• Data lines
----------------

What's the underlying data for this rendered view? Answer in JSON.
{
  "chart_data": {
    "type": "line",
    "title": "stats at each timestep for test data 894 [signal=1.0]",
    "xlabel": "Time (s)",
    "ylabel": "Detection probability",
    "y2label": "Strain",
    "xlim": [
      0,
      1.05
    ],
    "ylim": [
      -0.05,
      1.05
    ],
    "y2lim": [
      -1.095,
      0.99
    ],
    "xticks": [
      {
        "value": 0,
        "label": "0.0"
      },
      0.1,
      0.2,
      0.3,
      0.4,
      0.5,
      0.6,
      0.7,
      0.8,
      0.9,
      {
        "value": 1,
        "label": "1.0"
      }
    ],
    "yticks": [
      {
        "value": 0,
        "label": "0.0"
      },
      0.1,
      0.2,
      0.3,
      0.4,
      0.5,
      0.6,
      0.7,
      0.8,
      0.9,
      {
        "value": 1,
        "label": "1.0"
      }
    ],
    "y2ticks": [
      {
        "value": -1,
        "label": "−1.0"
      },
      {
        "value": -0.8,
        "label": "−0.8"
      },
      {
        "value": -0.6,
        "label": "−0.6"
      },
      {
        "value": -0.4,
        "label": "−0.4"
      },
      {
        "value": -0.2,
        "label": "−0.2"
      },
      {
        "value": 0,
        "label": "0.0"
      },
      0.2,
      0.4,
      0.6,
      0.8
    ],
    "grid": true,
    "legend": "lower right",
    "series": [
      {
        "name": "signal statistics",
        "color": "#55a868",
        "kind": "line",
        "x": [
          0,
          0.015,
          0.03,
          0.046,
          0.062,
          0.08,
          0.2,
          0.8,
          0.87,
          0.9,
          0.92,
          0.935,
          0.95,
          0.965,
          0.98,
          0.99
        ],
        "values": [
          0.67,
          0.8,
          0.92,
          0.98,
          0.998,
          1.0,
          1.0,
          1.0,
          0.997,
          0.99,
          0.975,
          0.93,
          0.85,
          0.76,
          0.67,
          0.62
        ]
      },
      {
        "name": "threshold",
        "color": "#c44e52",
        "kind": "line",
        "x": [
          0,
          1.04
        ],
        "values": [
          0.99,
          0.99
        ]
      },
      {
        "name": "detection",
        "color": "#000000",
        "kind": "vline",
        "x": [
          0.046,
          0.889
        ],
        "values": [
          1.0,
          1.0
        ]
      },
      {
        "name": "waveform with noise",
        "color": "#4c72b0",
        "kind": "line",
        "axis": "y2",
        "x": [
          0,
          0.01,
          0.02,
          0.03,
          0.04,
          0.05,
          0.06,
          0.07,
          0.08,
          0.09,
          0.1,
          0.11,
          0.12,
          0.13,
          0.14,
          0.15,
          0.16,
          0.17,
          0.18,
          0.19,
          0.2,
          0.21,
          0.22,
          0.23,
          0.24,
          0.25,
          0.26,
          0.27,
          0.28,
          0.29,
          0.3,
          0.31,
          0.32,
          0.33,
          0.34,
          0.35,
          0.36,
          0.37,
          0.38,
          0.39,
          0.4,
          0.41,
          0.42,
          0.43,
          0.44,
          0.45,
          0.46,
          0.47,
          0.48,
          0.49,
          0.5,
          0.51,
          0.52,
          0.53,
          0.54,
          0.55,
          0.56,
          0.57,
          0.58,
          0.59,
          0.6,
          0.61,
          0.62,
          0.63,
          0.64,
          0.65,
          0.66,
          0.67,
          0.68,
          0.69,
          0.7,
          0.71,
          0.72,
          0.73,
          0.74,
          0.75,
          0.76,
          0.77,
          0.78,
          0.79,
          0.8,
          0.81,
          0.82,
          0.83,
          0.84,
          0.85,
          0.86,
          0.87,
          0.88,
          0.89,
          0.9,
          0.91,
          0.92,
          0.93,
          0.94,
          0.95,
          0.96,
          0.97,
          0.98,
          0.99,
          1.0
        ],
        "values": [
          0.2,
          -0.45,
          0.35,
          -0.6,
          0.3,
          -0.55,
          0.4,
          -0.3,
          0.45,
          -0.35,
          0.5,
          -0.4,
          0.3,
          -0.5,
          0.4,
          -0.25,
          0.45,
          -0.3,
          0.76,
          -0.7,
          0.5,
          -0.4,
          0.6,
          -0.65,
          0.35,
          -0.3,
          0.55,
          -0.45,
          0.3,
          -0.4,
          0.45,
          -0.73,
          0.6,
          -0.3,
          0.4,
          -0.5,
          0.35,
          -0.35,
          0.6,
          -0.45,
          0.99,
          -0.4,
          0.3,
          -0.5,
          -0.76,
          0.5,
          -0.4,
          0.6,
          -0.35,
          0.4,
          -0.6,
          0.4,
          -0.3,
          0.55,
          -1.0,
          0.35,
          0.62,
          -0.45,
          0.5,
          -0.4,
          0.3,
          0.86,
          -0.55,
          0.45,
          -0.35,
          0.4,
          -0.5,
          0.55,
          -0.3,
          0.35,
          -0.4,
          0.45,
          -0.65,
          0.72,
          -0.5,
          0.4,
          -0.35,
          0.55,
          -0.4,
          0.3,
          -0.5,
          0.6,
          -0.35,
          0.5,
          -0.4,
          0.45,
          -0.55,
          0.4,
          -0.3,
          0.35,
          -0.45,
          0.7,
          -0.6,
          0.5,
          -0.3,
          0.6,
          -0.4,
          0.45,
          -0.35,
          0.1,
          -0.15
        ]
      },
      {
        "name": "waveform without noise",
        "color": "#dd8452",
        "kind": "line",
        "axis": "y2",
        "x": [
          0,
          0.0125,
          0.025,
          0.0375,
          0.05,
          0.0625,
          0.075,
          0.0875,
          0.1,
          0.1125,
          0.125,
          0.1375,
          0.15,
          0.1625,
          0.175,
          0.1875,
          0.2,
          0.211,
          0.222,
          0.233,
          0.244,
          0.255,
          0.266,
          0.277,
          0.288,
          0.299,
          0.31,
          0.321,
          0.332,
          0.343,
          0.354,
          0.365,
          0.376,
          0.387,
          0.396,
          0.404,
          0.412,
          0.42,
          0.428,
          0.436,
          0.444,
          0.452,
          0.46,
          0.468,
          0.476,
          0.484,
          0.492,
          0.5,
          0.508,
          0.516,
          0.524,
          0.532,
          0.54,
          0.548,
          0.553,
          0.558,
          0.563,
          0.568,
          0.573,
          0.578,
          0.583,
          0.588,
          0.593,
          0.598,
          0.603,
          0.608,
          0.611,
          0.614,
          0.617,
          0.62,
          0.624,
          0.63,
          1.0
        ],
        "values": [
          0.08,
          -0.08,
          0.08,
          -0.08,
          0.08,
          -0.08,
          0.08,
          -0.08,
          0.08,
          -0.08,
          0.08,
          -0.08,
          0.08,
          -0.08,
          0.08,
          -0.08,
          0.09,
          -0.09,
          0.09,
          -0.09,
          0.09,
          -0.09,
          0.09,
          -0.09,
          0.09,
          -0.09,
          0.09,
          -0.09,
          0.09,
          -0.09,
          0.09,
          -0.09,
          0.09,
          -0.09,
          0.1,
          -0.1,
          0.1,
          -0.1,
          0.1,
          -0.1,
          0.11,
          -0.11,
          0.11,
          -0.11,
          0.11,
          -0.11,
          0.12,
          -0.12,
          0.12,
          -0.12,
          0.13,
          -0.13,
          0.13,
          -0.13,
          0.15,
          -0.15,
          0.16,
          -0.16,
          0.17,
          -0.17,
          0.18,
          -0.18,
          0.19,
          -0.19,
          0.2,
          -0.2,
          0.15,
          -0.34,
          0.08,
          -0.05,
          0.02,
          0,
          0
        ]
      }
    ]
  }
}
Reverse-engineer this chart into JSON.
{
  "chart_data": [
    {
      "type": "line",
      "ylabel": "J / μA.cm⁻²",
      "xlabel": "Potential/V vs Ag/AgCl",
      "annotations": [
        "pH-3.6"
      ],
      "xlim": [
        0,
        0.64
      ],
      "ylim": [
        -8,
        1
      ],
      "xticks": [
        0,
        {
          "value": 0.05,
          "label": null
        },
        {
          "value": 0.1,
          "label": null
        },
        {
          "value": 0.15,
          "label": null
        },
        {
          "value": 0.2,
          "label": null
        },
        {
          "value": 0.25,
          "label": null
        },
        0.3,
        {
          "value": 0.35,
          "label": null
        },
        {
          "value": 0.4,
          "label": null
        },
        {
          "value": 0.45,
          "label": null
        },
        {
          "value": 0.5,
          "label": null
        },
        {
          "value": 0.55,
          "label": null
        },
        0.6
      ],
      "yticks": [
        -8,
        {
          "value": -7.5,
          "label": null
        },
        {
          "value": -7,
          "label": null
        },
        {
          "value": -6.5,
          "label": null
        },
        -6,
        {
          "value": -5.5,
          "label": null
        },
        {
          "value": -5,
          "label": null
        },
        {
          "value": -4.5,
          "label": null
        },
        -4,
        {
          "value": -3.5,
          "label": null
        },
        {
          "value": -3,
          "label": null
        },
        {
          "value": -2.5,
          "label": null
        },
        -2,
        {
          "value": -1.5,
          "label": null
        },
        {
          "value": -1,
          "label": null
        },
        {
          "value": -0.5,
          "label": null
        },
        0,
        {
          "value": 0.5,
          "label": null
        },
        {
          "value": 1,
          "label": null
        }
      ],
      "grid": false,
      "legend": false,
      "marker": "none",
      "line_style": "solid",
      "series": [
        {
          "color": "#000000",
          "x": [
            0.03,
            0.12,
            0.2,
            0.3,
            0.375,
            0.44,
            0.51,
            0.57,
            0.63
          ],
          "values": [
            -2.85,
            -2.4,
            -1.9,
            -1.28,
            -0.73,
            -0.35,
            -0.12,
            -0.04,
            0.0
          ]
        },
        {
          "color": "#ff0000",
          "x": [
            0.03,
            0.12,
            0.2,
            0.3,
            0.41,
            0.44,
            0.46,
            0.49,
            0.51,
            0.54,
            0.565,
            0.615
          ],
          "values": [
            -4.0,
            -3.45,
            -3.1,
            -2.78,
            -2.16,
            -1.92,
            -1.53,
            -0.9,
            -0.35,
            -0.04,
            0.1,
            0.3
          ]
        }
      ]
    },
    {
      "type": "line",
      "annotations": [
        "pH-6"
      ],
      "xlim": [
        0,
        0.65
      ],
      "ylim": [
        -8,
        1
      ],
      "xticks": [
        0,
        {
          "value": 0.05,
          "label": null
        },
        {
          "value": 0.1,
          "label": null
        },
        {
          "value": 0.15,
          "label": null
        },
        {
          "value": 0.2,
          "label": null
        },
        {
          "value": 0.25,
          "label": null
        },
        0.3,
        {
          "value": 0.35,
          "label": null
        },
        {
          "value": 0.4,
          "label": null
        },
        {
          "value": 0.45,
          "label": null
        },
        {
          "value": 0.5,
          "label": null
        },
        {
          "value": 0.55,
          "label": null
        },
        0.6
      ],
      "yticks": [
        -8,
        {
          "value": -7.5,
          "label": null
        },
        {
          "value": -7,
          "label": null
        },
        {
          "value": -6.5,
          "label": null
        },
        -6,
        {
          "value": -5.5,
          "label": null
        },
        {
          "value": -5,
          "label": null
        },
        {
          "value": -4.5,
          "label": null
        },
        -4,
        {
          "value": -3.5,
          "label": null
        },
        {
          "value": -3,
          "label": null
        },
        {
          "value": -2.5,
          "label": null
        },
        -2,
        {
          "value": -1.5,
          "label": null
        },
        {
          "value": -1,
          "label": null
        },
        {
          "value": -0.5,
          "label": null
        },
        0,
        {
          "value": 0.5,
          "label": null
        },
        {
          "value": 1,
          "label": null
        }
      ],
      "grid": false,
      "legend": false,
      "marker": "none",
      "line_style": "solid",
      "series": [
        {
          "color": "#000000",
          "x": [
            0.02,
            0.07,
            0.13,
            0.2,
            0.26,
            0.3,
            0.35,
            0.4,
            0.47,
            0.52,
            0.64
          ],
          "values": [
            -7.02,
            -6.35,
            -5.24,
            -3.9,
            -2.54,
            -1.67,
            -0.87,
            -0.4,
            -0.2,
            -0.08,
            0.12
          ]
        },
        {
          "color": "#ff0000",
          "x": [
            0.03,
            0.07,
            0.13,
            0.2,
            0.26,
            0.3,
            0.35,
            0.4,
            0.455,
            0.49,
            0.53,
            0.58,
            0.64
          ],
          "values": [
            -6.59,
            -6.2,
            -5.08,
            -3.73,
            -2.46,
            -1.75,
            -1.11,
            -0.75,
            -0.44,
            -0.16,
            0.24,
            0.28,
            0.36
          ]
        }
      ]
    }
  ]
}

----------------

• Problem to work on
Copy out every line in the entries above that holds "color".

• Result of the task
        "color": "#55a868",
        "color": "#c44e52",
        "color": "#000000",
        "color": "#4c72b0",
        "color": "#dd8452",
          "color": "#000000",
          "color": "#ff0000",
          "color": "#000000",
          "color": "#ff0000",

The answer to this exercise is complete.